Instructions for the task:
Write the listing out again, all of it, word for word.
++++ Exercise inputs
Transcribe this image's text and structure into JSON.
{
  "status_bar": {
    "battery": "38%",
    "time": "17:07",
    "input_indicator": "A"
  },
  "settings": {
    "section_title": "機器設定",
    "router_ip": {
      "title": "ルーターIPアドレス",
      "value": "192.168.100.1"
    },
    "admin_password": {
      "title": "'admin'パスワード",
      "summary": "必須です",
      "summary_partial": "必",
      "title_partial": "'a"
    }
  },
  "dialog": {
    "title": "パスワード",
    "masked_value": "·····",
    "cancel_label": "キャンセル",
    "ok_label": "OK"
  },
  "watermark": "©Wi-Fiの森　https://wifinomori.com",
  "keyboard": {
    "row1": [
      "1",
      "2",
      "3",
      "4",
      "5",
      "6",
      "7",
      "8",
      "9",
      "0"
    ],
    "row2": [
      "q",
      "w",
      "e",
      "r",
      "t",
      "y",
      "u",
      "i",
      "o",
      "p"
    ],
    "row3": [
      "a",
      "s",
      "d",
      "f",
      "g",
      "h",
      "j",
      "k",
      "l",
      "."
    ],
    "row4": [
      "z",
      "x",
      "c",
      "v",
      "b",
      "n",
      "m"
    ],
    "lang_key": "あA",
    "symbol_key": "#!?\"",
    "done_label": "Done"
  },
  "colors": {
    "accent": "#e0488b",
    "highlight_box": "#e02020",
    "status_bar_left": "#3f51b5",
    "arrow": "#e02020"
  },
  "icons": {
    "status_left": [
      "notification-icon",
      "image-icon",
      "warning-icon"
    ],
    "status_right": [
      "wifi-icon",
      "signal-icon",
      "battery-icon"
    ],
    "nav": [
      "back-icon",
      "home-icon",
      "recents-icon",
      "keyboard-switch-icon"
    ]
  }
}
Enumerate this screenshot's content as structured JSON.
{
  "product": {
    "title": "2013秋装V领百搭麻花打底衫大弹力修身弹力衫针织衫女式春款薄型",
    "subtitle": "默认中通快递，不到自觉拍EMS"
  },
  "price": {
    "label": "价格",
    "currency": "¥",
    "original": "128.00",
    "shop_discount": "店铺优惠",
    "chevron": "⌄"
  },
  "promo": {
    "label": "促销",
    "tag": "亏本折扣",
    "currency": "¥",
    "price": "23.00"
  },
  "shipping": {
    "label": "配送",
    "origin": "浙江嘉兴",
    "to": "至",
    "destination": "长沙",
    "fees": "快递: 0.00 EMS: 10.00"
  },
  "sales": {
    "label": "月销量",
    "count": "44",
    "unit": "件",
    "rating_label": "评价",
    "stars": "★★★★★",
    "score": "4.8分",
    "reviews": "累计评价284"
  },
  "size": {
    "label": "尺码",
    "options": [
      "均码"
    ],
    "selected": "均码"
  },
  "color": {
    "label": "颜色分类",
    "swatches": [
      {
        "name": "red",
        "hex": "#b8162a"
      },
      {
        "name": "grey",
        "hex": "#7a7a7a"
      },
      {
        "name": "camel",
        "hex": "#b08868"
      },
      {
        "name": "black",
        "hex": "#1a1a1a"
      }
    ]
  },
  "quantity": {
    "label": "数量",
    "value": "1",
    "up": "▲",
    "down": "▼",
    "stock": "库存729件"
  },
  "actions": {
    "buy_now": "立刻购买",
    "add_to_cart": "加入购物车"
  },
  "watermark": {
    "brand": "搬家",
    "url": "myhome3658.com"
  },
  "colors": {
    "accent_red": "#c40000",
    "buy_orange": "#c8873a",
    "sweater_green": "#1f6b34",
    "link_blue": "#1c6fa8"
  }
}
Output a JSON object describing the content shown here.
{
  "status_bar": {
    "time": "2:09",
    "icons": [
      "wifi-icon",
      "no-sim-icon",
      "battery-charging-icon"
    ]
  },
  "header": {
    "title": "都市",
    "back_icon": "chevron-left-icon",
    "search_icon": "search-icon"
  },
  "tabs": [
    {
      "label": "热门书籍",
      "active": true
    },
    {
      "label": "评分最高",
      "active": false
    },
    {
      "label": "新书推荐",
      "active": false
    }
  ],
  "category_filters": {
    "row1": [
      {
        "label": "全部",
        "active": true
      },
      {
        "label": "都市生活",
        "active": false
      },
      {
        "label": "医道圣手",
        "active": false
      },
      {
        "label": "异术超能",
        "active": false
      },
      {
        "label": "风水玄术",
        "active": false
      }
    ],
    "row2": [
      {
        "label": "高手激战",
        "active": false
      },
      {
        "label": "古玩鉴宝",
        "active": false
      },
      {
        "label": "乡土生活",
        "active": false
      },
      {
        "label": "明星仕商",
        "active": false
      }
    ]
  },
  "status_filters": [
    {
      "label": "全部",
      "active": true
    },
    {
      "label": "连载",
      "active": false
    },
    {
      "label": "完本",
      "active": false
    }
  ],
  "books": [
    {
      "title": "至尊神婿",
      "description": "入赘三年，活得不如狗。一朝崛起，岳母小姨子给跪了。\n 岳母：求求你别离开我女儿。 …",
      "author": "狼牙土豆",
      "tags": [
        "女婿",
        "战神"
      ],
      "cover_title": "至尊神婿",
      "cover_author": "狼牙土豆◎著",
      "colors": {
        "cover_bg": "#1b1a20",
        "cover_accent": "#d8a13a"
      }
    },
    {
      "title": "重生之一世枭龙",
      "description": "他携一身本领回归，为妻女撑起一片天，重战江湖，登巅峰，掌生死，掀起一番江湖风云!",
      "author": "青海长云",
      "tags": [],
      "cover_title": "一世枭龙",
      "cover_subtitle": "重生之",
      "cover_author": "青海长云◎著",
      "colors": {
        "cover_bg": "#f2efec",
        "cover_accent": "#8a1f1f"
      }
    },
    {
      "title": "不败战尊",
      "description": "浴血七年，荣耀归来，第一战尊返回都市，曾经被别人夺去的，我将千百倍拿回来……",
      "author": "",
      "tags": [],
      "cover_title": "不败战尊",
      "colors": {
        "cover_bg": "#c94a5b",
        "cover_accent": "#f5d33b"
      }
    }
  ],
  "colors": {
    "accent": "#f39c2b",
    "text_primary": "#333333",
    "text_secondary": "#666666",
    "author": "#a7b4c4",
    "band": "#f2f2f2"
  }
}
++++++++
Response to the exercise:
Transcribe this image's text and structure into JSON.
{
  "status_bar": {
    "battery": "38%",
    "time": "17:07",
    "input_indicator": "A"
  },
  "settings": {
    "section_title": "機器設定",
    "router_ip": {
      "title": "ルーターIPアドレス",
      "value": "192.168.100.1"
    },
    "admin_password": {
      "title": "'admin'パスワード",
      "summary": "必須です",
      "summary_partial": "必",
      "title_partial": "'a"
    }
  },
  "dialog": {
    "title": "パスワード",
    "masked_value": "·····",
    "cancel_label": "キャンセル",
    "ok_label": "OK"
  },
  "watermark": "©Wi-Fiの森　https://wifinomori.com",
  "keyboard": {
    "row1": [
      "1",
      "2",
      "3",
      "4",
      "5",
      "6",
      "7",
      "8",
      "9",
      "0"
    ],
    "row2": [
      "q",
      "w",
      "e",
      "r",
      "t",
      "y",
      "u",
      "i",
      "o",
      "p"
    ],
    "row3": [
      "a",
      "s",
      "d",
      "f",
      "g",
      "h",
      "j",
      "k",
      "l",
      "."
    ],
    "row4": [
      "z",
      "x",
      "c",
      "v",
      "b",
      "n",
      "m"
    ],
    "lang_key": "あA",
    "symbol_key": "#!?\"",
    "done_label": "Done"
  },
  "colors": {
    "accent": "#e0488b",
    "highlight_box": "#e02020",
    "status_bar_left": "#3f51b5",
    "arrow": "#e02020"
  },
  "icons": {
    "status_left": [
      "notification-icon",
      "image-icon",
      "warning-icon"
    ],
    "status_right": [
      "wifi-icon",
      "signal-icon",
      "battery-icon"
    ],
    "nav": [
      "back-icon",
      "home-icon",
      "recents-icon",
      "keyboard-switch-icon"
    ]
  }
}
Enumerate this screenshot's content as structured JSON.
{
  "product": {
    "title": "2013秋装V领百搭麻花打底衫大弹力修身弹力衫针织衫女式春款薄型",
    "subtitle": "默认中通快递，不到自觉拍EMS"
  },
  "price": {
    "label": "价格",
    "currency": "¥",
    "original": "128.00",
    "shop_discount": "店铺优惠",
    "chevron": "⌄"
  },
  "promo": {
    "label": "促销",
    "tag": "亏本折扣",
    "currency": "¥",
    "price": "23.00"
  },
  "shipping": {
    "label": "配送",
    "origin": "浙江嘉兴",
    "to": "至",
    "destination": "长沙",
    "fees": "快递: 0.00 EMS: 10.00"
  },
  "sales": {
    "label": "月销量",
    "count": "44",
    "unit": "件",
    "rating_label": "评价",
    "stars": "★★★★★",
    "score": "4.8分",
    "reviews": "累计评价284"
  },
  "size": {
    "label": "尺码",
    "options": [
      "均码"
    ],
    "selected": "均码"
  },
  "color": {
    "label": "颜色分类",
    "swatches": [
      {
        "name": "red",
        "hex": "#b8162a"
      },
      {
        "name": "grey",
        "hex": "#7a7a7a"
      },
      {
        "name": "camel",
        "hex": "#b08868"
      },
      {
        "name": "black",
        "hex": "#1a1a1a"
      }
    ]
  },
  "quantity": {
    "label": "数量",
    "value": "1",
    "up": "▲",
    "down": "▼",
    "stock": "库存729件"
  },
  "actions": {
    "buy_now": "立刻购买",
    "add_to_cart": "加入购物车"
  },
  "watermark": {
    "brand": "搬家",
    "url": "myhome3658.com"
  },
  "colors": {
    "accent_red": "#c40000",
    "buy_orange": "#c8873a",
    "sweater_green": "#1f6b34",
    "link_blue": "#1c6fa8"
  }
}
Output a JSON object describing the content shown here.
{
  "status_bar": {
    "time": "2:09",
    "icons": [
      "wifi-icon",
      "no-sim-icon",
      "battery-charging-icon"
    ]
  },
  "header": {
    "title": "都市",
    "back_icon": "chevron-left-icon",
    "search_icon": "search-icon"
  },
  "tabs": [
    {
      "label": "热门书籍",
      "active": true
    },
    {
      "label": "评分最高",
      "active": false
    },
    {
      "label": "新书推荐",
      "active": false
    }
  ],
  "category_filters": {
    "row1": [
      {
        "label": "全部",
        "active": true
      },
      {
        "label": "都市生活",
        "active": false
      },
      {
        "label": "医道圣手",
        "active": false
      },
      {
        "label": "异术超能",
        "active": false
      },
      {
        "label": "风水玄术",
        "active": false
      }
    ],
    "row2": [
      {
        "label": "高手激战",
        "active": false
      },
      {
        "label": "古玩鉴宝",
        "active": false
      },
      {
        "label": "乡土生活",
        "active": false
      },
      {
        "label": "明星仕商",
        "active": false
      }
    ]
  },
  "status_filters": [
    {
      "label": "全部",
      "active": true
    },
    {
      "label": "连载",
      "active": false
    },
    {
      "label": "完本",
      "active": false
    }
  ],
  "books": [
    {
      "title": "至尊神婿",
      "description": "入赘三年，活得不如狗。一朝崛起，岳母小姨子给跪了。\n 岳母：求求你别离开我女儿。 …",
      "author": "狼牙土豆",
      "tags": [
        "女婿",
        "战神"
      ],
      "cover_title": "至尊神婿",
      "cover_author": "狼牙土豆◎著",
      "colors": {
        "cover_bg": "#1b1a20",
        "cover_accent": "#d8a13a"
      }
    },
    {
      "title": "重生之一世枭龙",
      "description": "他携一身本领回归，为妻女撑起一片天，重战江湖，登巅峰，掌生死，掀起一番江湖风云!",
      "author": "青海长云",
      "tags": [],
      "cover_title": "一世枭龙",
      "cover_subtitle": "重生之",
      "cover_author": "青海长云◎著",
      "colors": {
        "cover_bg": "#f2efec",
        "cover_accent": "#8a1f1f"
      }
    },
    {
      "title": "不败战尊",
      "description": "浴血七年，荣耀归来，第一战尊返回都市，曾经被别人夺去的，我将千百倍拿回来……",
      "author": "",
      "tags": [],
      "cover_title": "不败战尊",
      "colors": {
        "cover_bg": "#c94a5b",
        "cover_accent": "#f5d33b"
      }
    }
  ],
  "colors": {
    "accent": "#f39c2b",
    "text_primary": "#333333",
    "text_secondary": "#666666",
    "author": "#a7b4c4",
    "band": "#f2f2f2"
  }
}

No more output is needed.